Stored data
%%

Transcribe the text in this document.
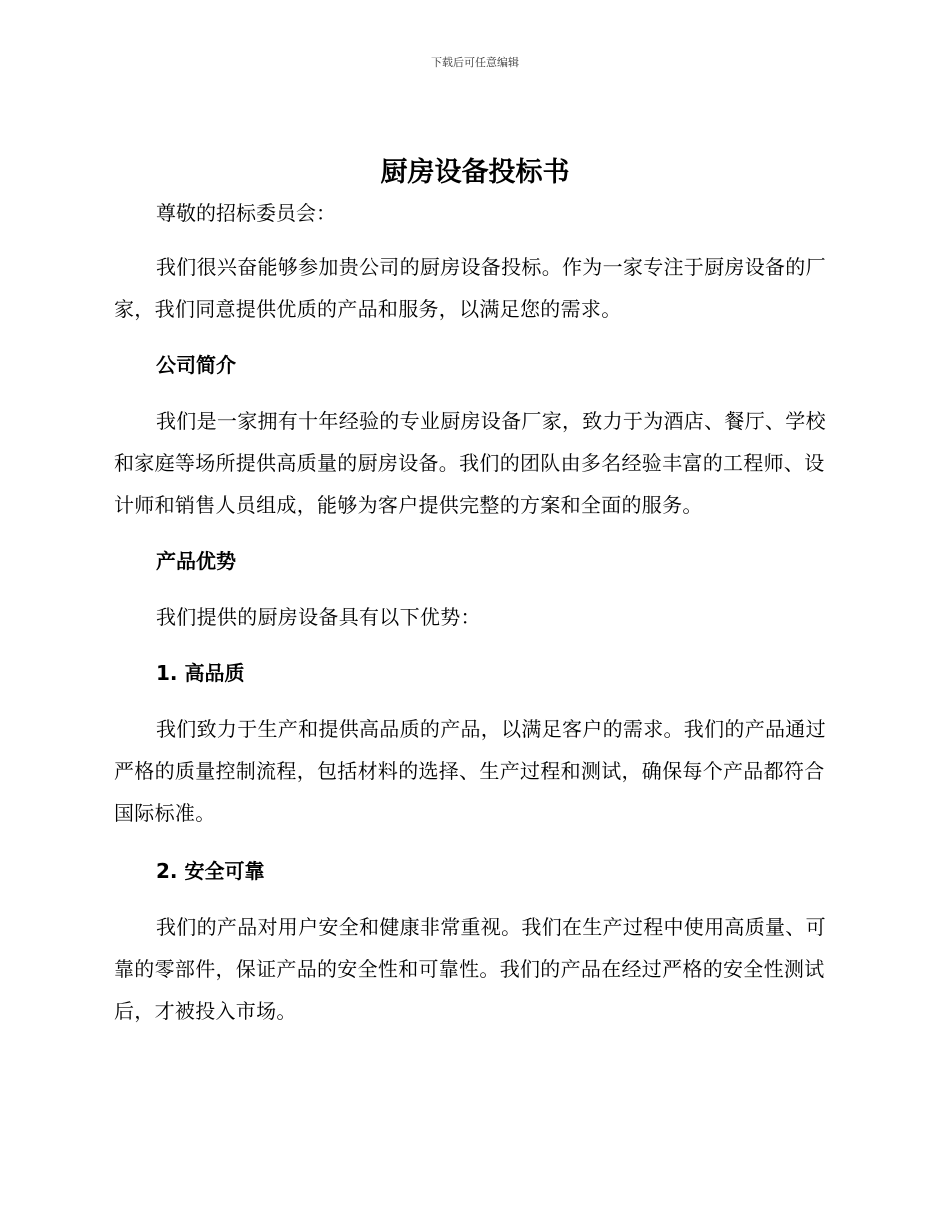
下载后可任意编辑
厨房设备投标书

尊敬的招标委员会：

我们很兴奋能够参加贵公司的厨房设备投标。作为一家专注于厨房设备的厂家，我们同意提供优质的产品和服务，以满足您的需求。

公司简介

我们是一家拥有十年经验的专业厨房设备厂家，致力于为酒店、餐厅、学校和家庭等场所提供高质量的厨房设备。我们的团队由多名经验丰富的工程师、设计师和销售人员组成，能够为客户提供完整的方案和全面的服务。

产品优势

我们提供的厨房设备具有以下优势：

1. 高品质

我们致力于生产和提供高品质的产品，以满足客户的需求。我们的产品通过严格的质量控制流程，包括材料的选择、生产过程和测试，确保每个产品都符合国际标准。

2. 安全可靠

我们的产品对用户安全和健康非常重视。我们在生产过程中使用高质量、可靠的零部件，保证产品的安全性和可靠性。我们的产品在经过严格的安全性测试后，才被投入市场。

%%

Transcribe every record above exactly as written, leaving out any pictures.

Transcribe the text in this document.
下载后可任意编辑
厨房设备投标书

尊敬的招标委员会：

我们很兴奋能够参加贵公司的厨房设备投标。作为一家专注于厨房设备的厂家，我们同意提供优质的产品和服务，以满足您的需求。

公司简介

我们是一家拥有十年经验的专业厨房设备厂家，致力于为酒店、餐厅、学校和家庭等场所提供高质量的厨房设备。我们的团队由多名经验丰富的工程师、设计师和销售人员组成，能够为客户提供完整的方案和全面的服务。

产品优势

我们提供的厨房设备具有以下优势：

1. 高品质

我们致力于生产和提供高品质的产品，以满足客户的需求。我们的产品通过严格的质量控制流程，包括材料的选择、生产过程和测试，确保每个产品都符合国际标准。

2. 安全可靠

我们的产品对用户安全和健康非常重视。我们在生产过程中使用高质量、可靠的零部件，保证产品的安全性和可靠性。我们的产品在经过严格的安全性测试后，才被投入市场。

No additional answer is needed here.